▼

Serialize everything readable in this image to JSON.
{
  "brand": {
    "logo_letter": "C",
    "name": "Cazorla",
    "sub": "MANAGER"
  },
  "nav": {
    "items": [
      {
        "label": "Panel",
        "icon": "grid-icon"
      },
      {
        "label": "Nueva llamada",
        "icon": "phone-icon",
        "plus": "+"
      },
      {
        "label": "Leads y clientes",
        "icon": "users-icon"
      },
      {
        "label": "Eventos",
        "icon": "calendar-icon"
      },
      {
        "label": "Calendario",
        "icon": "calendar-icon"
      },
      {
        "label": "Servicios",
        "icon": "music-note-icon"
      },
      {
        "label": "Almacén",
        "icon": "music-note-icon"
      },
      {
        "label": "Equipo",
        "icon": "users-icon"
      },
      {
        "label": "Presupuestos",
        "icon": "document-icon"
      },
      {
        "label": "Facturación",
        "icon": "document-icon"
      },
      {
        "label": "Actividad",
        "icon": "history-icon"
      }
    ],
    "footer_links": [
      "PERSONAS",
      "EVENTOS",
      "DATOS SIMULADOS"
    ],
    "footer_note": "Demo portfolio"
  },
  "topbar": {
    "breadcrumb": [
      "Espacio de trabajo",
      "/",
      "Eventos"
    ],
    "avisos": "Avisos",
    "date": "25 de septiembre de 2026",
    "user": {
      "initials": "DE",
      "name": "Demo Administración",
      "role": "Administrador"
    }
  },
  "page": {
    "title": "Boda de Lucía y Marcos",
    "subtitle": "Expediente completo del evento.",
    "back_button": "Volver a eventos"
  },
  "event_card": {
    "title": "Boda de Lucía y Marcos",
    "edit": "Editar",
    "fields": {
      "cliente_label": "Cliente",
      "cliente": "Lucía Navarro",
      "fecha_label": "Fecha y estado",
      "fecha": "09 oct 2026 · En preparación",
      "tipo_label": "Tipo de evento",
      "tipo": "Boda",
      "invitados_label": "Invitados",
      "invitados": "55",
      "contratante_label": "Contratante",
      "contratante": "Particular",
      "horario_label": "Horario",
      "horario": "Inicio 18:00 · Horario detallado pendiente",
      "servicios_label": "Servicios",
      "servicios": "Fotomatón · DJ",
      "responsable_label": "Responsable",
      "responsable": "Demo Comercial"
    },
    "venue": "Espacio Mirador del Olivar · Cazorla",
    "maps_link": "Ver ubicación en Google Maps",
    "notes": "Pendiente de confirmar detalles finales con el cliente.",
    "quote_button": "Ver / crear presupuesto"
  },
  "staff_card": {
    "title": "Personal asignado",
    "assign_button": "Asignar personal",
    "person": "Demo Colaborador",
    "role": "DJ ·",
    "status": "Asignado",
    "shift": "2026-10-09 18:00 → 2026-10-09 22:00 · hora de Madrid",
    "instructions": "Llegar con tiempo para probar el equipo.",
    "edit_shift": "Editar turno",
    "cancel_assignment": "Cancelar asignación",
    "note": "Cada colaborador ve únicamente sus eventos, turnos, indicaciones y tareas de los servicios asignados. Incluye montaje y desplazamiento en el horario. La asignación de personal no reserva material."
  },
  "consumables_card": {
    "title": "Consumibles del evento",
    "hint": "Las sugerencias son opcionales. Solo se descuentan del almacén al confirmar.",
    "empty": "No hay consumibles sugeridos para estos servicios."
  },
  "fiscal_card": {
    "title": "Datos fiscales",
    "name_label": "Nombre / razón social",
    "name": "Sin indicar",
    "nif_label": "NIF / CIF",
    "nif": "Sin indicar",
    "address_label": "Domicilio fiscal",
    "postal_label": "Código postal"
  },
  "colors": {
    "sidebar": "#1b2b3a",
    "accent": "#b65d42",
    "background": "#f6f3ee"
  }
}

▲

Provide the number of lines in the entries that include "confirmar", and no other text.

2